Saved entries
╭──
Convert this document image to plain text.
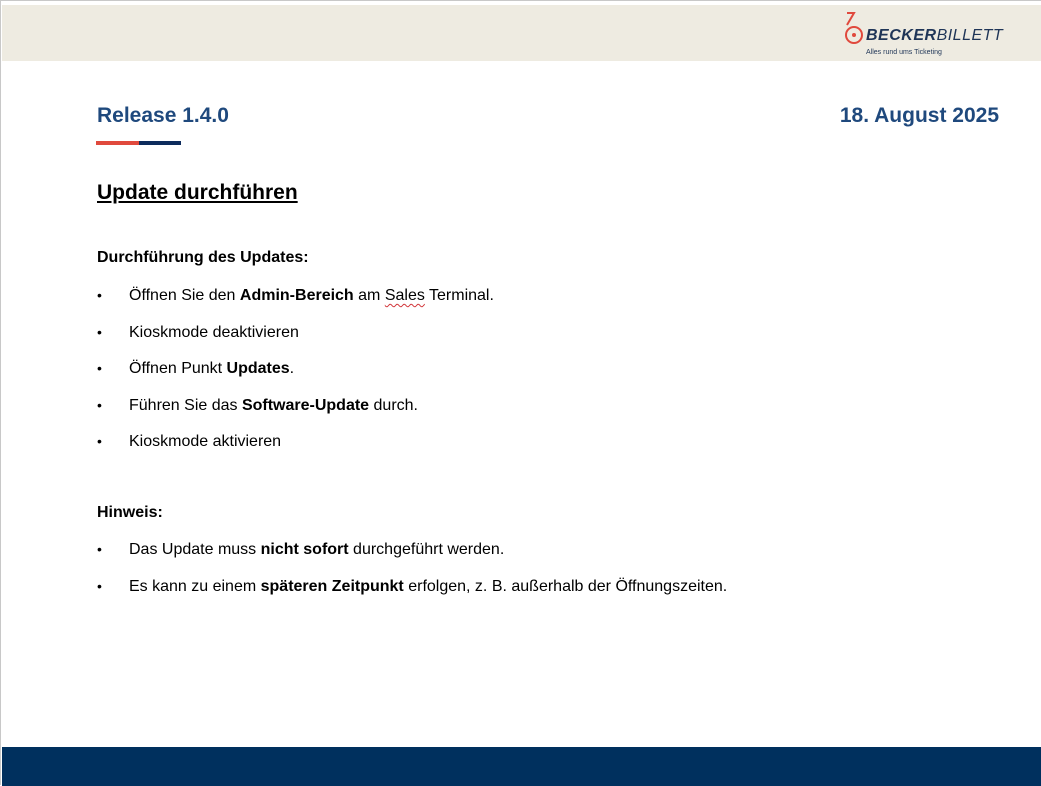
BECKERBILLETT
Alles rund ums Ticketing
Release 1.4.0	18. August 2025
Update durchführen
Durchführung des Updates:
• Öffnen Sie den Admin-Bereich am Sales Terminal.
• Kioskmode deaktivieren
• Öffnen Punkt Updates.
• Führen Sie das Software-Update durch.
• Kioskmode aktivieren
Hinweis:
• Das Update muss nicht sofort durchgeführt werden.
• Es kann zu einem späteren Zeitpunkt erfolgen, z. B. außerhalb der Öffnungszeiten.
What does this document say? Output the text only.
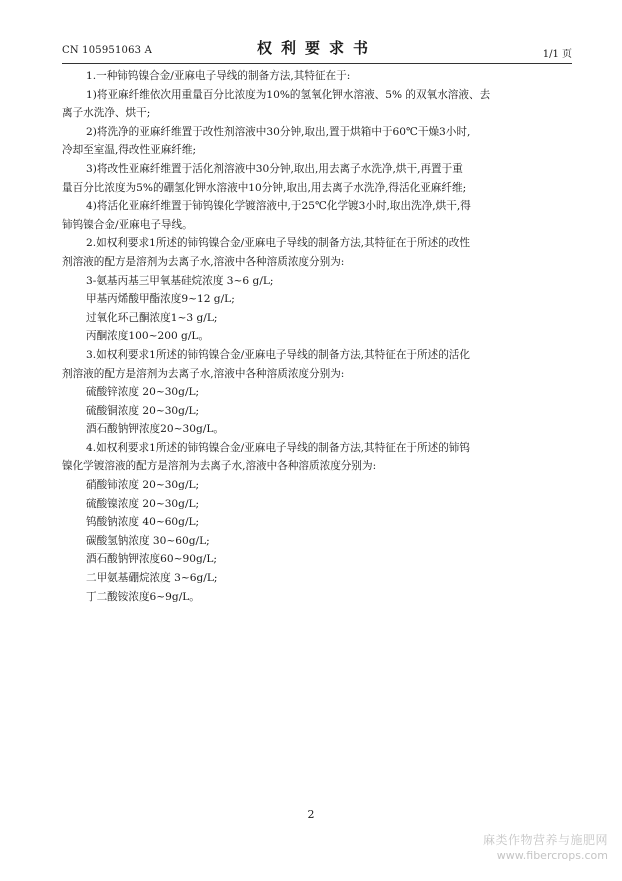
CN 105951063 A	权利要求书	1/1 页
1.一种铈钨镍合金/亚麻电子导线的制备方法,其特征在于:
1)将亚麻纤维依次用重量百分比浓度为10%的氢氧化钾水溶液、5% 的双氧水溶液、去
离子水洗净、烘干;
2)将洗净的亚麻纤维置于改性剂溶液中30分钟,取出,置于烘箱中于60℃干燥3小时,
冷却至室温,得改性亚麻纤维;
3)将改性亚麻纤维置于活化剂溶液中30分钟,取出,用去离子水洗净,烘干,再置于重
量百分比浓度为5%的硼氢化钾水溶液中10分钟,取出,用去离子水洗净,得活化亚麻纤维;
4)将活化亚麻纤维置于铈钨镍化学镀溶液中,于25℃化学镀3小时,取出洗净,烘干,得
铈钨镍合金/亚麻电子导线。
2.如权利要求1所述的铈钨镍合金/亚麻电子导线的制备方法,其特征在于所述的改性
剂溶液的配方是溶剂为去离子水,溶液中各种溶质浓度分别为:
3-氨基丙基三甲氧基硅烷浓度 3~6 g/L;
甲基丙烯酸甲酯浓度9~12 g/L;
过氧化环己酮浓度1~3 g/L;
丙酮浓度100~200 g/L。
3.如权利要求1所述的铈钨镍合金/亚麻电子导线的制备方法,其特征在于所述的活化
剂溶液的配方是溶剂为去离子水,溶液中各种溶质浓度分别为:
硫酸锌浓度 20~30g/L;
硫酸铜浓度 20~30g/L;
酒石酸钠钾浓度20~30g/L。
4.如权利要求1所述的铈钨镍合金/亚麻电子导线的制备方法,其特征在于所述的铈钨
镍化学镀溶液的配方是溶剂为去离子水,溶液中各种溶质浓度分别为:
硝酸铈浓度 20~30g/L;
硫酸镍浓度 20~30g/L;
钨酸钠浓度 40~60g/L;
碳酸氢钠浓度 30~60g/L;
酒石酸钠钾浓度60~90g/L;
二甲氨基硼烷浓度 3~6g/L;
丁二酸铵浓度6~9g/L。
2
麻类作物营养与施肥网
www.fibercrops.com
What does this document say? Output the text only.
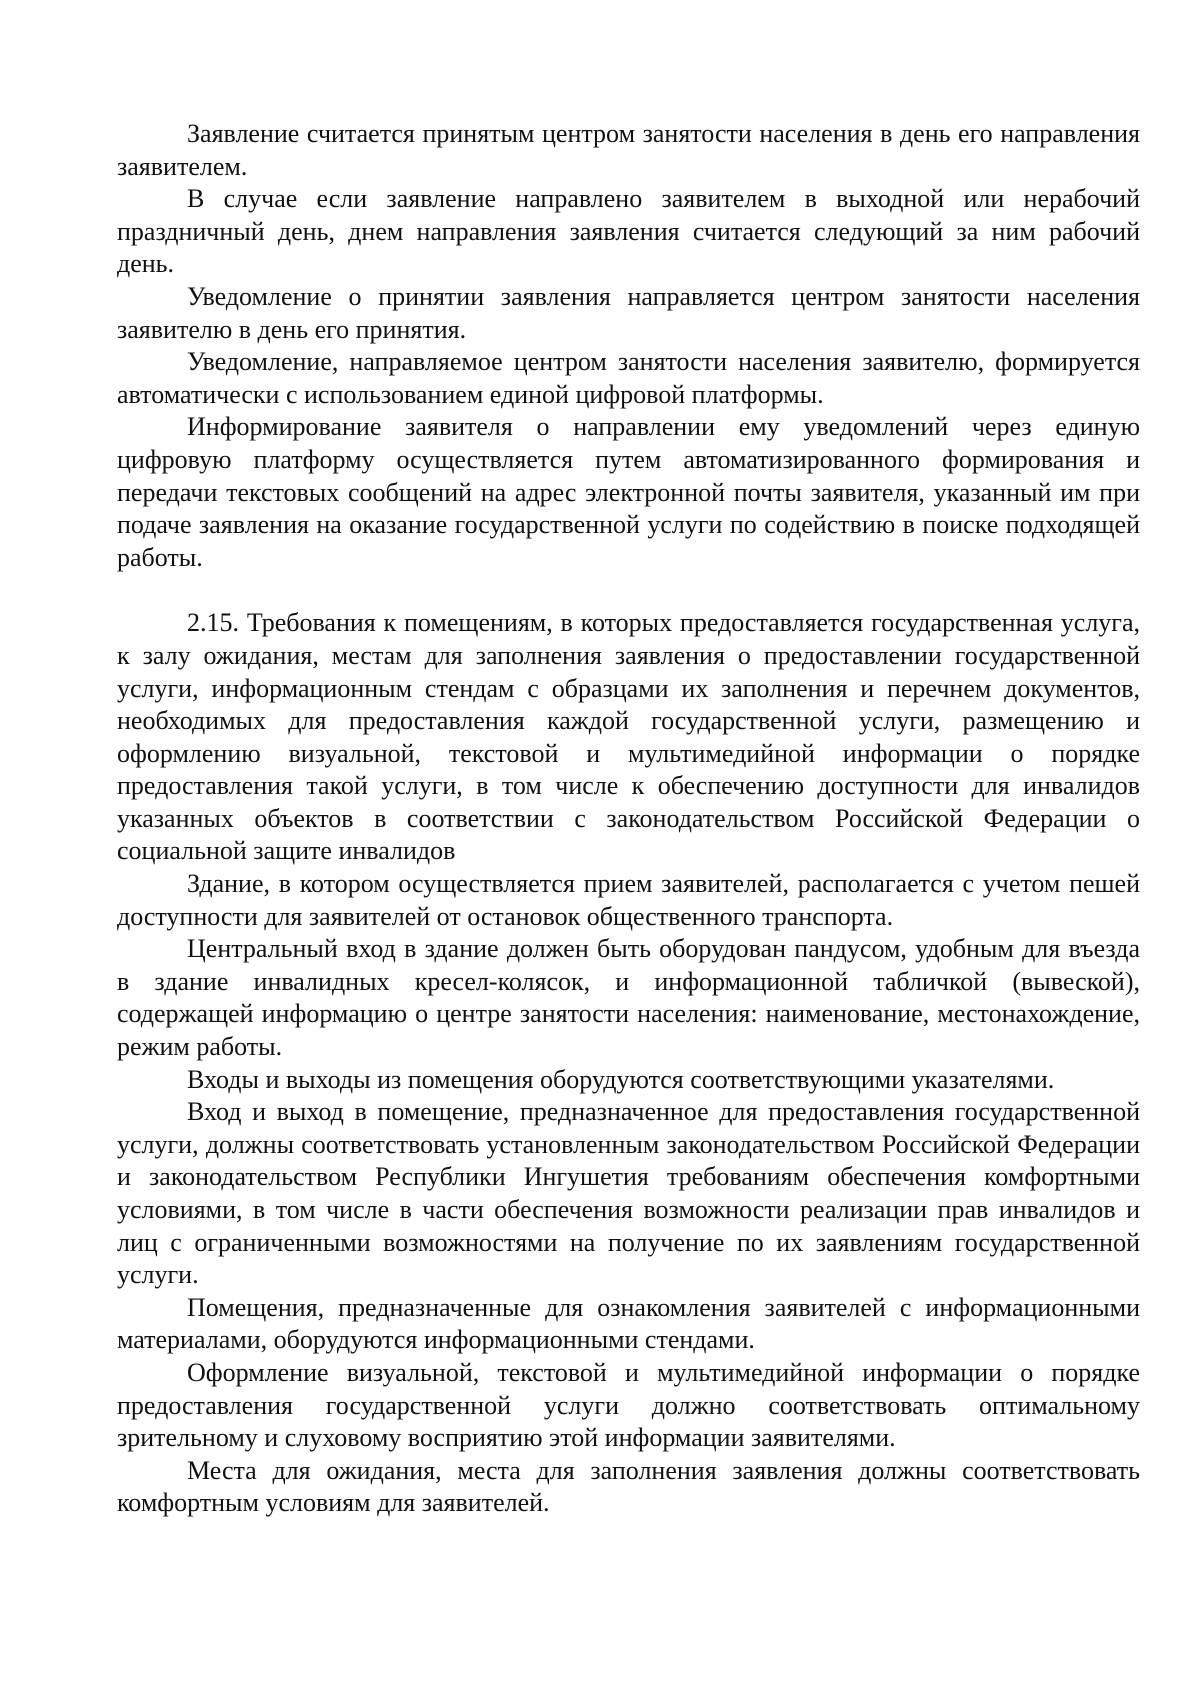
Заявление считается принятым центром занятости населения в день его направления заявителем.

В случае если заявление направлено заявителем в выходной или нерабочий праздничный день, днем направления заявления считается следующий за ним рабочий день.

Уведомление о принятии заявления направляется центром занятости населения заявителю в день его принятия.

Уведомление, направляемое центром занятости населения заявителю, формируется автоматически с использованием единой цифровой платформы.

Информирование заявителя о направлении ему уведомлений через единую цифровую платформу осуществляется путем автоматизированного формирования и передачи текстовых сообщений на адрес электронной почты заявителя, указанный им при подаче заявления на оказание государственной услуги по содействию в поиске подходящей работы.

2.15. Требования к помещениям, в которых предоставляется государственная услуга, к залу ожидания, местам для заполнения заявления о предоставлении государственной услуги, информационным стендам с образцами их заполнения и перечнем документов, необходимых для предоставления каждой государственной услуги, размещению и оформлению визуальной, текстовой и мультимедийной информации о порядке предоставления такой услуги, в том числе к обеспечению доступности для инвалидов указанных объектов в соответствии с законодательством Российской Федерации о социальной защите инвалидов

Здание, в котором осуществляется прием заявителей, располагается с учетом пешей доступности для заявителей от остановок общественного транспорта.

Центральный вход в здание должен быть оборудован пандусом, удобным для въезда в здание инвалидных кресел-колясок, и информационной табличкой (вывеской), содержащей информацию о центре занятости населения: наименование, местонахождение, режим работы.

Входы и выходы из помещения оборудуются соответствующими указателями.

Вход и выход в помещение, предназначенное для предоставления государственной услуги, должны соответствовать установленным законодательством Российской Федерации и законодательством Республики Ингушетия требованиям обеспечения комфортными условиями, в том числе в части обеспечения возможности реализации прав инвалидов и лиц с ограниченными возможностями на получение по их заявлениям государственной услуги.

Помещения, предназначенные для ознакомления заявителей с информационными материалами, оборудуются информационными стендами.

Оформление визуальной, текстовой и мультимедийной информации о порядке предоставления государственной услуги должно соответствовать оптимальному зрительному и слуховому восприятию этой информации заявителями.

Места для ожидания, места для заполнения заявления должны соответствовать комфортным условиям для заявителей.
╰──
**EXERCISE DESCRIPTION:** All the material shown above is to be copied exactly, with no pictures carried over.

**TASK OUTPUT:**
Convert this document image to plain text.
BECKERBILLETT
Alles rund ums Ticketing
Release 1.4.0	18. August 2025
Update durchführen
Durchführung des Updates:
• Öffnen Sie den Admin-Bereich am Sales Terminal.
• Kioskmode deaktivieren
• Öffnen Punkt Updates.
• Führen Sie das Software-Update durch.
• Kioskmode aktivieren
Hinweis:
• Das Update muss nicht sofort durchgeführt werden.
• Es kann zu einem späteren Zeitpunkt erfolgen, z. B. außerhalb der Öffnungszeiten.
What does this document say? Output the text only.
CN 105951063 A	权利要求书	1/1 页
1.一种铈钨镍合金/亚麻电子导线的制备方法,其特征在于:
1)将亚麻纤维依次用重量百分比浓度为10%的氢氧化钾水溶液、5% 的双氧水溶液、去
离子水洗净、烘干;
2)将洗净的亚麻纤维置于改性剂溶液中30分钟,取出,置于烘箱中于60℃干燥3小时,
冷却至室温,得改性亚麻纤维;
3)将改性亚麻纤维置于活化剂溶液中30分钟,取出,用去离子水洗净,烘干,再置于重
量百分比浓度为5%的硼氢化钾水溶液中10分钟,取出,用去离子水洗净,得活化亚麻纤维;
4)将活化亚麻纤维置于铈钨镍化学镀溶液中,于25℃化学镀3小时,取出洗净,烘干,得
铈钨镍合金/亚麻电子导线。
2.如权利要求1所述的铈钨镍合金/亚麻电子导线的制备方法,其特征在于所述的改性
剂溶液的配方是溶剂为去离子水,溶液中各种溶质浓度分别为:
3-氨基丙基三甲氧基硅烷浓度 3~6 g/L;
甲基丙烯酸甲酯浓度9~12 g/L;
过氧化环己酮浓度1~3 g/L;
丙酮浓度100~200 g/L。
3.如权利要求1所述的铈钨镍合金/亚麻电子导线的制备方法,其特征在于所述的活化
剂溶液的配方是溶剂为去离子水,溶液中各种溶质浓度分别为:
硫酸锌浓度 20~30g/L;
硫酸铜浓度 20~30g/L;
酒石酸钠钾浓度20~30g/L。
4.如权利要求1所述的铈钨镍合金/亚麻电子导线的制备方法,其特征在于所述的铈钨
镍化学镀溶液的配方是溶剂为去离子水,溶液中各种溶质浓度分别为:
硝酸铈浓度 20~30g/L;
硫酸镍浓度 20~30g/L;
钨酸钠浓度 40~60g/L;
碳酸氢钠浓度 30~60g/L;
酒石酸钠钾浓度60~90g/L;
二甲氨基硼烷浓度 3~6g/L;
丁二酸铵浓度6~9g/L。
2
麻类作物营养与施肥网
www.fibercrops.com
What does this document say? Output the text only.
Заявление считается принятым центром занятости населения в день его направления заявителем.

В случае если заявление направлено заявителем в выходной или нерабочий праздничный день, днем направления заявления считается следующий за ним рабочий день.

Уведомление о принятии заявления направляется центром занятости населения заявителю в день его принятия.

Уведомление, направляемое центром занятости населения заявителю, формируется автоматически с использованием единой цифровой платформы.

Информирование заявителя о направлении ему уведомлений через единую цифровую платформу осуществляется путем автоматизированного формирования и передачи текстовых сообщений на адрес электронной почты заявителя, указанный им при подаче заявления на оказание государственной услуги по содействию в поиске подходящей работы.

2.15. Требования к помещениям, в которых предоставляется государственная услуга, к залу ожидания, местам для заполнения заявления о предоставлении государственной услуги, информационным стендам с образцами их заполнения и перечнем документов, необходимых для предоставления каждой государственной услуги, размещению и оформлению визуальной, текстовой и мультимедийной информации о порядке предоставления такой услуги, в том числе к обеспечению доступности для инвалидов указанных объектов в соответствии с законодательством Российской Федерации о социальной защите инвалидов

Здание, в котором осуществляется прием заявителей, располагается с учетом пешей доступности для заявителей от остановок общественного транспорта.

Центральный вход в здание должен быть оборудован пандусом, удобным для въезда в здание инвалидных кресел-колясок, и информационной табличкой (вывеской), содержащей информацию о центре занятости населения: наименование, местонахождение, режим работы.

Входы и выходы из помещения оборудуются соответствующими указателями.

Вход и выход в помещение, предназначенное для предоставления государственной услуги, должны соответствовать установленным законодательством Российской Федерации и законодательством Республики Ингушетия требованиям обеспечения комфортными условиями, в том числе в части обеспечения возможности реализации прав инвалидов и лиц с ограниченными возможностями на получение по их заявлениям государственной услуги.

Помещения, предназначенные для ознакомления заявителей с информационными материалами, оборудуются информационными стендами.

Оформление визуальной, текстовой и мультимедийной информации о порядке предоставления государственной услуги должно соответствовать оптимальному зрительному и слуховому восприятию этой информации заявителями.

Места для ожидания, места для заполнения заявления должны соответствовать комфортным условиям для заявителей.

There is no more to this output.